* **RECORDS SHOWN**
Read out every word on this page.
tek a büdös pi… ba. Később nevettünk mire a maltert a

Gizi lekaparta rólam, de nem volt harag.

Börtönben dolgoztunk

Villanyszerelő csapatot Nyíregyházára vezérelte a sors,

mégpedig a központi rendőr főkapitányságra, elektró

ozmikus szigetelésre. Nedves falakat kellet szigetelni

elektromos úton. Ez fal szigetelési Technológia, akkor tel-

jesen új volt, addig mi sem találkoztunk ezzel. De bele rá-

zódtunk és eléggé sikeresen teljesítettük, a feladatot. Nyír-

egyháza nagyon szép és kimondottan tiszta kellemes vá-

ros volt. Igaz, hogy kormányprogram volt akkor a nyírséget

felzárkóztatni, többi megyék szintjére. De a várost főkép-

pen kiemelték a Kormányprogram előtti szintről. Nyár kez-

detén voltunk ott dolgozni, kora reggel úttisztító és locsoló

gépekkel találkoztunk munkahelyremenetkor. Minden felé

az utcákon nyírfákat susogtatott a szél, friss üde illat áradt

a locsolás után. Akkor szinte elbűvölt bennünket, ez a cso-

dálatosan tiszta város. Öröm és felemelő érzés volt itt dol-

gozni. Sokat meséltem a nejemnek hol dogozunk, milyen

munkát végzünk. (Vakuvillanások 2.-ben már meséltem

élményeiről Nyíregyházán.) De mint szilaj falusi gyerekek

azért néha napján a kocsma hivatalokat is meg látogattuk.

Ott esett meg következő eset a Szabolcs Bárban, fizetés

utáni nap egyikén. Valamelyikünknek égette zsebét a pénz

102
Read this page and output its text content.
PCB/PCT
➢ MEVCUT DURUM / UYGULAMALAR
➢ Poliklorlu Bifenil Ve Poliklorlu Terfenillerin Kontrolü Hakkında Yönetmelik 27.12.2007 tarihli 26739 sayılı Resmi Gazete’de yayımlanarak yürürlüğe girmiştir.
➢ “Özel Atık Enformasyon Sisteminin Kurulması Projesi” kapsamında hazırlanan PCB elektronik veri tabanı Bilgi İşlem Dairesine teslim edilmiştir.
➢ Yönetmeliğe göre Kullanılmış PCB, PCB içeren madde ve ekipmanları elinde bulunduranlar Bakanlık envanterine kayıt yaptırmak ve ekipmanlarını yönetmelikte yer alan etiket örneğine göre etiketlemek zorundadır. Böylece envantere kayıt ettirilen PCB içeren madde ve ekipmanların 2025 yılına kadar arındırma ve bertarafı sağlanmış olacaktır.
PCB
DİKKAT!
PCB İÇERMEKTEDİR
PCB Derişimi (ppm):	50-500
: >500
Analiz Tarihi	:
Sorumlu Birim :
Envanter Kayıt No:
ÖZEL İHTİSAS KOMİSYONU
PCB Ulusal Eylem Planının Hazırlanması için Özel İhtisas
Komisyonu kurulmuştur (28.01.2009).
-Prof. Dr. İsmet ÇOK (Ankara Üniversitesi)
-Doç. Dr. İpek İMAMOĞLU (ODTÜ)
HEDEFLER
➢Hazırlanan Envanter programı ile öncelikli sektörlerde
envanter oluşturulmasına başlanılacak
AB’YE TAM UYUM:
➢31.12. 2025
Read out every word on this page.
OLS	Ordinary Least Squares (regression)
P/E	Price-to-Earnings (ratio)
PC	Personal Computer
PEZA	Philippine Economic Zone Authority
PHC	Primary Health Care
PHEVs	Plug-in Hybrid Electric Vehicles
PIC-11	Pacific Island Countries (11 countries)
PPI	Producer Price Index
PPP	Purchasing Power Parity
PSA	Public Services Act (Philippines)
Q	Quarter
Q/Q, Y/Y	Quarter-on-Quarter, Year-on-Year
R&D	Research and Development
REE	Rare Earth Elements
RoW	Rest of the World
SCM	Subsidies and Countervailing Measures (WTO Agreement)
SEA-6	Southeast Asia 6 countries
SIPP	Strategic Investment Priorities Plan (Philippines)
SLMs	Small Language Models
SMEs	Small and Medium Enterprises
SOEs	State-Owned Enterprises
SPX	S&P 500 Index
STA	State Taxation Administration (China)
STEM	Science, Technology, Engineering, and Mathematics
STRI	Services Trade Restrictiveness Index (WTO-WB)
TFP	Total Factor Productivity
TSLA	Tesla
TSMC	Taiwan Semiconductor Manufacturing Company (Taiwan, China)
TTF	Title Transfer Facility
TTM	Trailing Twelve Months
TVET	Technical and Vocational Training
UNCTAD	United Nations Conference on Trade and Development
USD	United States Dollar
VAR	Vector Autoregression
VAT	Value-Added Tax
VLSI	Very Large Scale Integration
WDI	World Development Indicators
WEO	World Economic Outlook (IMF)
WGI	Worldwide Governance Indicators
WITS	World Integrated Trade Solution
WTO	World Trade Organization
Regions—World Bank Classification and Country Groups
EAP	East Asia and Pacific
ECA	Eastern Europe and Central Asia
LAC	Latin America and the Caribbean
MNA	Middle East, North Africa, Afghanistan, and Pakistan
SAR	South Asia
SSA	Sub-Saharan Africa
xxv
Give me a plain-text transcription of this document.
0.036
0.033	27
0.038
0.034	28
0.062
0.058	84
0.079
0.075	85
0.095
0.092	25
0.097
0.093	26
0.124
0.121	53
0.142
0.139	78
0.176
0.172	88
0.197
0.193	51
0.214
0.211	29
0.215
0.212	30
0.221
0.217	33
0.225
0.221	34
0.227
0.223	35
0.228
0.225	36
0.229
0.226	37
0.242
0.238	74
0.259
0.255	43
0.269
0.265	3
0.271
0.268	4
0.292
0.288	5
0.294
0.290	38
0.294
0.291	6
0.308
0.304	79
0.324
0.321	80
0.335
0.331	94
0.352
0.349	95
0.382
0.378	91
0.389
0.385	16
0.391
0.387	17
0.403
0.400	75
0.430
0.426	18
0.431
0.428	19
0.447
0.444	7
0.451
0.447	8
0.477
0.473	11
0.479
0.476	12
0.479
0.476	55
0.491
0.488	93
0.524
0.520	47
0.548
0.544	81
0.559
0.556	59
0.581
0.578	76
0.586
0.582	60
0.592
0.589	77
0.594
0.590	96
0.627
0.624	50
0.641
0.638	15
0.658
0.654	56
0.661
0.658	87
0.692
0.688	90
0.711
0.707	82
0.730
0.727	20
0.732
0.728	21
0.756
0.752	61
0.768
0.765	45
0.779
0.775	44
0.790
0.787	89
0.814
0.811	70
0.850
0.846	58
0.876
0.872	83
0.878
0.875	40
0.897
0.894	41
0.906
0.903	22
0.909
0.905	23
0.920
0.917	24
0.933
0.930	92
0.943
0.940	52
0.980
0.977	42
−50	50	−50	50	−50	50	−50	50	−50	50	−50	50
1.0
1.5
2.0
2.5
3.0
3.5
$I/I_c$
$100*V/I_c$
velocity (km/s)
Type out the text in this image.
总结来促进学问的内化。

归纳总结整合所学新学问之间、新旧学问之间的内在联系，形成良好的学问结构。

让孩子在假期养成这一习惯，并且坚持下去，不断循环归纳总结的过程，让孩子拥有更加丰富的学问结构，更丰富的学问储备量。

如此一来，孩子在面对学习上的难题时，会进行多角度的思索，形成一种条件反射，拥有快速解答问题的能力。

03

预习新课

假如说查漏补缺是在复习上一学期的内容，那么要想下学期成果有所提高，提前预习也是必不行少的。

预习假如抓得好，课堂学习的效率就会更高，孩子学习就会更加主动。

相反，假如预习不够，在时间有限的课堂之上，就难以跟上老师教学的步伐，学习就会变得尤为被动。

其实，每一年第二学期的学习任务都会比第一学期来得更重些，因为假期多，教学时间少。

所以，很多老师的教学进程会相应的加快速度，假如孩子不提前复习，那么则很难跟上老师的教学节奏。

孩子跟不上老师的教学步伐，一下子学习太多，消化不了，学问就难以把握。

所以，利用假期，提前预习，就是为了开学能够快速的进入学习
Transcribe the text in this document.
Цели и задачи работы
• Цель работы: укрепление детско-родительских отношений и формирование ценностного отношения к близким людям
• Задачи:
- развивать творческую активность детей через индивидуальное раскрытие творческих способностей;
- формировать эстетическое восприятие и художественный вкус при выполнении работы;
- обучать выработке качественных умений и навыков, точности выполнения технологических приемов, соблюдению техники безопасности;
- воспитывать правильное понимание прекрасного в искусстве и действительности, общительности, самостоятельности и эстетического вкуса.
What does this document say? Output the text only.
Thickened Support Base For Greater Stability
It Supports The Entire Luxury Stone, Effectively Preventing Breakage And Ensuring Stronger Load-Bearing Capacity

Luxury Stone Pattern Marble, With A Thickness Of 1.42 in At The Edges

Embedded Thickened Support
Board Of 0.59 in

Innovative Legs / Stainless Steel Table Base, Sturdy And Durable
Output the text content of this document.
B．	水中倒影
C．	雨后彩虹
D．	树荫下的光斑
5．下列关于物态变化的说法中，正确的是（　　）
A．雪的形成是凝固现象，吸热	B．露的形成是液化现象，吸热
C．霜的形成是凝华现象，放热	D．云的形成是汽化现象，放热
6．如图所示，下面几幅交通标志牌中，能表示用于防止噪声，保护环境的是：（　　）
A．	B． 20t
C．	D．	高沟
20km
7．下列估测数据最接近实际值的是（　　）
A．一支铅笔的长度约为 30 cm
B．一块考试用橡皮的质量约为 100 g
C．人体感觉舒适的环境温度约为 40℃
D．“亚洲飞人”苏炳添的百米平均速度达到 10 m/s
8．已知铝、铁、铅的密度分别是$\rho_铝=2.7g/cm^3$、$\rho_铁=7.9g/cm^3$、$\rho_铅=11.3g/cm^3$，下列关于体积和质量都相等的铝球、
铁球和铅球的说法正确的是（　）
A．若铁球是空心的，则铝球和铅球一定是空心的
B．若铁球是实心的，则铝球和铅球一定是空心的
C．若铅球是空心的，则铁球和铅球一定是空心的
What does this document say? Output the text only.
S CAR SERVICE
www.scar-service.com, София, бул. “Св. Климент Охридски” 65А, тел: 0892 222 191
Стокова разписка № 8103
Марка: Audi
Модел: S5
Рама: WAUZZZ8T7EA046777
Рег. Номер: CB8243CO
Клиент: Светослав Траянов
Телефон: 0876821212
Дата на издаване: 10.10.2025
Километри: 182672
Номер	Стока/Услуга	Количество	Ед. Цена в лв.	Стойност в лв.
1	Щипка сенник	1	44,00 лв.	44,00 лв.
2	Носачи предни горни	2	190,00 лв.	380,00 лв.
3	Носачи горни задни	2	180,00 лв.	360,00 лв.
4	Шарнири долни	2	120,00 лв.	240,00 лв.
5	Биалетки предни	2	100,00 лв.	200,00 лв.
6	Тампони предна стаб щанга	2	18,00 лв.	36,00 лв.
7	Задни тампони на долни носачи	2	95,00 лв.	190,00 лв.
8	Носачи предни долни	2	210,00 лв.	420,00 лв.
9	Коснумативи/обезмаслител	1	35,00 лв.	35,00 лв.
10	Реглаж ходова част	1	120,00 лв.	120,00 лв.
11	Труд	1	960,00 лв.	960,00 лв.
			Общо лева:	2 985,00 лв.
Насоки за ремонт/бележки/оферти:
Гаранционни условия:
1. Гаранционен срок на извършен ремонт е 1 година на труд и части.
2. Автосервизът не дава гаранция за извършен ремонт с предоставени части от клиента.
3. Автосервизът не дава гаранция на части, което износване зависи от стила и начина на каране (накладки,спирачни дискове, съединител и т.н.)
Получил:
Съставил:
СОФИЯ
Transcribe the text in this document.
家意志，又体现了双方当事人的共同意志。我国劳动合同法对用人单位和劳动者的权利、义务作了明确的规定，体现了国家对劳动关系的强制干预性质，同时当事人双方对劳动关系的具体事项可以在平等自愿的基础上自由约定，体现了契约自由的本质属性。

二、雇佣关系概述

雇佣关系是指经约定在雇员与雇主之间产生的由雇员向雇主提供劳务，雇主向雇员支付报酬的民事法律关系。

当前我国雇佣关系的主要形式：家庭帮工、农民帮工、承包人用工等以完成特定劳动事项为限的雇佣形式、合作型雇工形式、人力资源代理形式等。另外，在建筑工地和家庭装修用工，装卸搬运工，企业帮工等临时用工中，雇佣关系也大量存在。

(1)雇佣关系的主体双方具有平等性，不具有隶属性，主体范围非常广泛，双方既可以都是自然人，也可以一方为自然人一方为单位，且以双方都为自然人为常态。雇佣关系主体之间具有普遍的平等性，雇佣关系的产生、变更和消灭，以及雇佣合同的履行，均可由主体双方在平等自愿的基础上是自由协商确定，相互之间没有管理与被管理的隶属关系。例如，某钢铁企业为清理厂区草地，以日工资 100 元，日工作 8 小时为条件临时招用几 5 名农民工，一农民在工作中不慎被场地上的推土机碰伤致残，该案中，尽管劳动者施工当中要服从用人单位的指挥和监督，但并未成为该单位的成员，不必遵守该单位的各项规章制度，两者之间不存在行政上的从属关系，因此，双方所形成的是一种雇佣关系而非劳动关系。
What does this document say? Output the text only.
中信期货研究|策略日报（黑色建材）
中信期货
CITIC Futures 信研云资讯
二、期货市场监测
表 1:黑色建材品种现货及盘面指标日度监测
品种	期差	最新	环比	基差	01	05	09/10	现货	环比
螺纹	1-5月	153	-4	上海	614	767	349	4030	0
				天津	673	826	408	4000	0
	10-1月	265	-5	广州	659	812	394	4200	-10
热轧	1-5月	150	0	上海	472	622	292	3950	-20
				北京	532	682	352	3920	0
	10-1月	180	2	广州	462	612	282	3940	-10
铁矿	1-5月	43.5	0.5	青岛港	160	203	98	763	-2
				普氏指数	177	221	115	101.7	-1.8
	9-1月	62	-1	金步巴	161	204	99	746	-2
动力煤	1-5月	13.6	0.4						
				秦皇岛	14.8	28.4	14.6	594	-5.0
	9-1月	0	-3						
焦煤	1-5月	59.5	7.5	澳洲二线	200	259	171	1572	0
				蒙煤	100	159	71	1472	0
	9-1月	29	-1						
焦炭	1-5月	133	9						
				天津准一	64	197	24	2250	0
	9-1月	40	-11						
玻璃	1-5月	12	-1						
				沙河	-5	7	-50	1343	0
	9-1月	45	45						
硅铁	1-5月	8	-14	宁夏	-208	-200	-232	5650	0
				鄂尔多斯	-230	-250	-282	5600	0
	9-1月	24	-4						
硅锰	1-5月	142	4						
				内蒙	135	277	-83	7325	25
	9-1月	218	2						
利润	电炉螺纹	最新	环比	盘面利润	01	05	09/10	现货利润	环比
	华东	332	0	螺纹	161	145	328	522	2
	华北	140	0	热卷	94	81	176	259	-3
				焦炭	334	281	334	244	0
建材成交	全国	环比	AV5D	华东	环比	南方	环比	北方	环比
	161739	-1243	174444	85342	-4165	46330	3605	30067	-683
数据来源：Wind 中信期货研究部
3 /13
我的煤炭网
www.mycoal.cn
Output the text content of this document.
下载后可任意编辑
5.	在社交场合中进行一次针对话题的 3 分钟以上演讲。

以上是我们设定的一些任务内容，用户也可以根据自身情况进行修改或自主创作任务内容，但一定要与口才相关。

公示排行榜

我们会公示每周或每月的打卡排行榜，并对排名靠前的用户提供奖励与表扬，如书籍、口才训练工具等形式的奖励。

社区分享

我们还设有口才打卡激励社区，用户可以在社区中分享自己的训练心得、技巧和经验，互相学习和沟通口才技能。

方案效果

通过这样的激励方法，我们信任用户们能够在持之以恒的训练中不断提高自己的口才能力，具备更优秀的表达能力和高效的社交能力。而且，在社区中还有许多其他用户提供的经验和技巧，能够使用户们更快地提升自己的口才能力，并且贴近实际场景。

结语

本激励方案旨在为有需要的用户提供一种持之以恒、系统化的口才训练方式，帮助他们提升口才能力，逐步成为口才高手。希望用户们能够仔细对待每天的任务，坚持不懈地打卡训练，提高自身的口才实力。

* **CHALLENGE**
Which lines above hold the word "Quarter"? Copy each of them.

* **RESULT BELOW**
Q	Quarter
Q/Q, Y/Y	Quarter-on-Quarter, Year-on-Year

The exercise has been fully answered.